### Problem description:
Print every line of the entries below unchanged, leaving out the pictures.

** BEGIN **

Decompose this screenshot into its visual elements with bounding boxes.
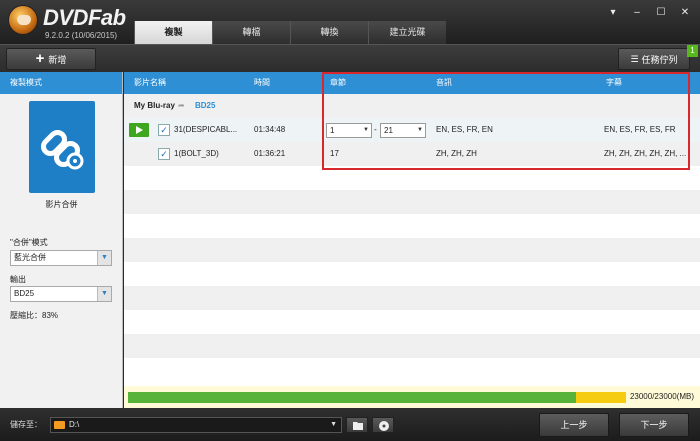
window-controls: ▾ – ☐ ✕ — [606, 6, 692, 20]
output-path-value: D:\ — [69, 420, 80, 429]
title-checkbox[interactable]: ✓ — [158, 148, 170, 160]
merge-mode-value: 藍光合併 — [14, 253, 46, 262]
queue-count-badge: 1 — [687, 45, 698, 57]
chapter-from-value: 1 — [330, 126, 335, 135]
disc-icon — [379, 421, 389, 431]
col-chapter: 章節 — [330, 78, 346, 87]
table-header: 影片名稱 時間 章節 音訊 字幕 — [124, 72, 700, 94]
empty-row — [124, 238, 700, 262]
col-audio: 音訊 — [436, 78, 452, 87]
empty-row — [124, 334, 700, 358]
merge-mode-select[interactable]: 藍光合併 ▼ — [10, 250, 112, 266]
chevron-down-icon: ▼ — [97, 287, 111, 301]
chapter-from-select[interactable]: 1 ▼ — [326, 123, 372, 138]
minimize-icon[interactable]: – — [630, 6, 644, 20]
save-to-label: 儲存至： — [10, 420, 42, 429]
empty-row — [124, 286, 700, 310]
title-table: 影片名稱 時間 章節 音訊 字幕 My Blu-ray ➦ BD25 ✓ 31(… — [124, 72, 700, 386]
title-runtime: 01:34:48 — [254, 125, 286, 134]
chevron-down-icon: ▼ — [363, 127, 369, 133]
empty-row — [124, 358, 700, 382]
col-title: 影片名稱 — [134, 78, 166, 87]
next-button[interactable]: 下一步 — [619, 413, 689, 437]
maximize-icon[interactable]: ☐ — [654, 6, 668, 20]
title-audio[interactable]: ZH, ZH, ZH — [436, 142, 477, 166]
tab-converter[interactable]: 轉換 — [290, 21, 368, 44]
output-path-field[interactable]: D:\ ▼ — [50, 417, 342, 433]
play-icon[interactable] — [129, 123, 149, 137]
title-audio[interactable]: EN, ES, FR, EN — [436, 118, 493, 142]
merge-mode-tile[interactable] — [29, 101, 95, 193]
output-value: BD25 — [14, 289, 35, 298]
col-subtitle: 字幕 — [606, 78, 622, 87]
bottom-bar: 儲存至： D:\ ▼ 上一步 下一步 — [0, 408, 700, 441]
chevron-down-icon: ▼ — [417, 127, 423, 133]
title-name: 1(BOLT_3D) — [174, 149, 219, 158]
source-name: My Blu-ray — [134, 101, 175, 110]
folder-icon — [54, 421, 65, 429]
empty-row — [124, 166, 700, 190]
mode-name-label: 影片合併 — [45, 200, 78, 209]
chevron-down-icon: ▼ — [97, 251, 111, 265]
add-source-label: 新增 — [48, 54, 67, 65]
toolbar: + 新增 ☰ 任務佇列 1 — [0, 44, 700, 72]
chapter-separator: - — [374, 125, 377, 134]
output-label: 輸出 — [10, 275, 26, 284]
empty-row — [124, 190, 700, 214]
app-name: DVDFab — [43, 5, 126, 30]
chapter-to-value: 21 — [384, 126, 393, 135]
empty-row — [124, 310, 700, 334]
empty-row — [124, 262, 700, 286]
title-name: 31(DESPICABL... — [174, 125, 238, 134]
title-runtime: 01:36:21 — [254, 149, 286, 158]
output-select[interactable]: BD25 ▼ — [10, 286, 112, 302]
app-version: 9.2.0.2 (10/06/2015) — [45, 31, 118, 40]
compression-ratio: 壓縮比：83% — [10, 311, 59, 320]
empty-row — [124, 214, 700, 238]
title-checkbox[interactable]: ✓ — [158, 124, 170, 136]
iso-button[interactable] — [372, 417, 394, 433]
title-subtitle[interactable]: EN, ES, FR, ES, FR — [604, 118, 676, 142]
task-queue-label: 任務佇列 — [641, 54, 678, 65]
title-chapters: 17 — [330, 149, 339, 158]
tab-ripper[interactable]: 轉檔 — [212, 21, 290, 44]
capacity-extra — [576, 392, 626, 403]
capacity-text: 23000/23000(MB) — [629, 392, 694, 401]
close-icon[interactable]: ✕ — [678, 6, 692, 20]
chevron-down-icon[interactable]: ▼ — [330, 418, 337, 432]
title-bar: DVDFab 9.2.0.2 (10/06/2015) 複製 轉檔 轉換 建立光… — [0, 0, 700, 44]
add-source-button[interactable]: + 新增 — [6, 48, 96, 70]
plus-icon: + — [35, 50, 45, 67]
chapter-to-select[interactable]: 21 ▼ — [380, 123, 426, 138]
arrow-right-icon: ➦ — [178, 101, 185, 110]
task-queue-button[interactable]: ☰ 任務佇列 — [618, 48, 690, 70]
col-runtime: 時間 — [254, 78, 270, 87]
table-row[interactable]: ✓ 1(BOLT_3D) 01:36:21 17 ZH, ZH, ZH ZH, … — [124, 142, 700, 166]
capacity-bar — [128, 392, 626, 403]
copy-mode-header: 複製模式 — [0, 72, 122, 94]
table-row[interactable]: ✓ 31(DESPICABL... 01:34:48 1 ▼ - 21 ▼ EN… — [124, 118, 700, 142]
source-target: BD25 — [195, 101, 216, 110]
merge-mode-label: "合併"模式 — [10, 238, 48, 247]
tab-creator[interactable]: 建立光碟 — [368, 21, 446, 44]
menu-dropdown-icon[interactable]: ▾ — [606, 6, 620, 20]
dvdfab-logo-icon — [8, 5, 38, 35]
tab-copy[interactable]: 複製 — [134, 21, 212, 44]
browse-folder-button[interactable] — [346, 417, 368, 433]
title-subtitle[interactable]: ZH, ZH, ZH, ZH, ZH, ... — [604, 142, 686, 166]
chain-link-icon — [40, 129, 84, 170]
capacity-bar-area: 23000/23000(MB) — [124, 386, 700, 408]
folder-open-icon — [353, 422, 363, 430]
left-panel: 複製模式 影片合併 "合併"模式 藍光合併 ▼ 輸出 BD25 ▼ 壓縮比：83… — [0, 72, 123, 408]
back-button[interactable]: 上一步 — [539, 413, 609, 437]
source-row: My Blu-ray ➦ BD25 — [124, 94, 700, 118]
list-icon: ☰ — [630, 53, 639, 64]
capacity-used — [128, 392, 577, 403]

** END **

### Written response:
Decompose this screenshot into its visual elements with bounding boxes.
window-controls: ▾ – ☐ ✕ — [606, 6, 692, 20]
output-path-value: D:\ — [69, 420, 80, 429]
title-checkbox[interactable]: ✓ — [158, 148, 170, 160]
merge-mode-value: 藍光合併 — [14, 253, 46, 262]
queue-count-badge: 1 — [687, 45, 698, 57]
chapter-from-value: 1 — [330, 126, 335, 135]
disc-icon — [379, 421, 389, 431]
col-chapter: 章節 — [330, 78, 346, 87]
table-header: 影片名稱 時間 章節 音訊 字幕 — [124, 72, 700, 94]
empty-row — [124, 238, 700, 262]
col-audio: 音訊 — [436, 78, 452, 87]
empty-row — [124, 334, 700, 358]
merge-mode-select[interactable]: 藍光合併 ▼ — [10, 250, 112, 266]
chevron-down-icon: ▼ — [97, 287, 111, 301]
chapter-from-select[interactable]: 1 ▼ — [326, 123, 372, 138]
minimize-icon[interactable]: – — [630, 6, 644, 20]
save-to-label: 儲存至： — [10, 420, 42, 429]
empty-row — [124, 286, 700, 310]
title-table: 影片名稱 時間 章節 音訊 字幕 My Blu-ray ➦ BD25 ✓ 31(… — [124, 72, 700, 386]
title-runtime: 01:34:48 — [254, 125, 286, 134]
chevron-down-icon: ▼ — [363, 127, 369, 133]
empty-row — [124, 358, 700, 382]
col-title: 影片名稱 — [134, 78, 166, 87]
next-button[interactable]: 下一步 — [619, 413, 689, 437]
maximize-icon[interactable]: ☐ — [654, 6, 668, 20]
title-audio[interactable]: ZH, ZH, ZH — [436, 142, 477, 166]
tab-converter[interactable]: 轉換 — [290, 21, 368, 44]
output-path-field[interactable]: D:\ ▼ — [50, 417, 342, 433]
play-icon[interactable] — [129, 123, 149, 137]
title-audio[interactable]: EN, ES, FR, EN — [436, 118, 493, 142]
merge-mode-tile[interactable] — [29, 101, 95, 193]
output-value: BD25 — [14, 289, 35, 298]
col-subtitle: 字幕 — [606, 78, 622, 87]
bottom-bar: 儲存至： D:\ ▼ 上一步 下一步 — [0, 408, 700, 441]
chevron-down-icon: ▼ — [417, 127, 423, 133]
title-name: 1(BOLT_3D) — [174, 149, 219, 158]
source-name: My Blu-ray — [134, 101, 175, 110]
folder-icon — [54, 421, 65, 429]
empty-row — [124, 166, 700, 190]
mode-name-label: 影片合併 — [45, 200, 78, 209]
chevron-down-icon: ▼ — [97, 251, 111, 265]
add-source-label: 新增 — [48, 54, 67, 65]
toolbar: + 新增 ☰ 任務佇列 1 — [0, 44, 700, 72]
chapter-separator: - — [374, 125, 377, 134]
output-label: 輸出 — [10, 275, 26, 284]
empty-row — [124, 190, 700, 214]
app-name: DVDFab — [43, 5, 126, 30]
chapter-to-value: 21 — [384, 126, 393, 135]
empty-row — [124, 310, 700, 334]
empty-row — [124, 262, 700, 286]
title-name: 31(DESPICABL... — [174, 125, 238, 134]
title-runtime: 01:36:21 — [254, 149, 286, 158]
output-select[interactable]: BD25 ▼ — [10, 286, 112, 302]
app-version: 9.2.0.2 (10/06/2015) — [45, 31, 118, 40]
compression-ratio: 壓縮比：83% — [10, 311, 59, 320]
empty-row — [124, 214, 700, 238]
title-checkbox[interactable]: ✓ — [158, 124, 170, 136]
iso-button[interactable] — [372, 417, 394, 433]
title-subtitle[interactable]: EN, ES, FR, ES, FR — [604, 118, 676, 142]
task-queue-label: 任務佇列 — [641, 54, 678, 65]
title-chapters: 17 — [330, 149, 339, 158]
tab-ripper[interactable]: 轉檔 — [212, 21, 290, 44]
capacity-extra — [576, 392, 626, 403]
capacity-text: 23000/23000(MB) — [629, 392, 694, 401]
close-icon[interactable]: ✕ — [678, 6, 692, 20]
chevron-down-icon[interactable]: ▼ — [330, 418, 337, 432]
title-bar: DVDFab 9.2.0.2 (10/06/2015) 複製 轉檔 轉換 建立光… — [0, 0, 700, 44]
add-source-button[interactable]: + 新增 — [6, 48, 96, 70]
plus-icon: + — [35, 50, 45, 67]
chapter-to-select[interactable]: 21 ▼ — [380, 123, 426, 138]
arrow-right-icon: ➦ — [178, 101, 185, 110]
task-queue-button[interactable]: ☰ 任務佇列 — [618, 48, 690, 70]
col-runtime: 時間 — [254, 78, 270, 87]
table-row[interactable]: ✓ 1(BOLT_3D) 01:36:21 17 ZH, ZH, ZH ZH, … — [124, 142, 700, 166]
capacity-bar — [128, 392, 626, 403]
copy-mode-header: 複製模式 — [0, 72, 122, 94]
table-row[interactable]: ✓ 31(DESPICABL... 01:34:48 1 ▼ - 21 ▼ EN… — [124, 118, 700, 142]
source-target: BD25 — [195, 101, 216, 110]
merge-mode-label: "合併"模式 — [10, 238, 48, 247]
tab-creator[interactable]: 建立光碟 — [368, 21, 446, 44]
menu-dropdown-icon[interactable]: ▾ — [606, 6, 620, 20]
dvdfab-logo-icon — [8, 5, 38, 35]
tab-copy[interactable]: 複製 — [134, 21, 212, 44]
browse-folder-button[interactable] — [346, 417, 368, 433]
title-subtitle[interactable]: ZH, ZH, ZH, ZH, ZH, ... — [604, 142, 686, 166]
chain-link-icon — [40, 129, 84, 170]
capacity-bar-area: 23000/23000(MB) — [124, 386, 700, 408]
folder-open-icon — [353, 422, 363, 430]
left-panel: 複製模式 影片合併 "合併"模式 藍光合併 ▼ 輸出 BD25 ▼ 壓縮比：83… — [0, 72, 123, 408]
back-button[interactable]: 上一步 — [539, 413, 609, 437]
source-row: My Blu-ray ➦ BD25 — [124, 94, 700, 118]
list-icon: ☰ — [630, 53, 639, 64]
capacity-used — [128, 392, 577, 403]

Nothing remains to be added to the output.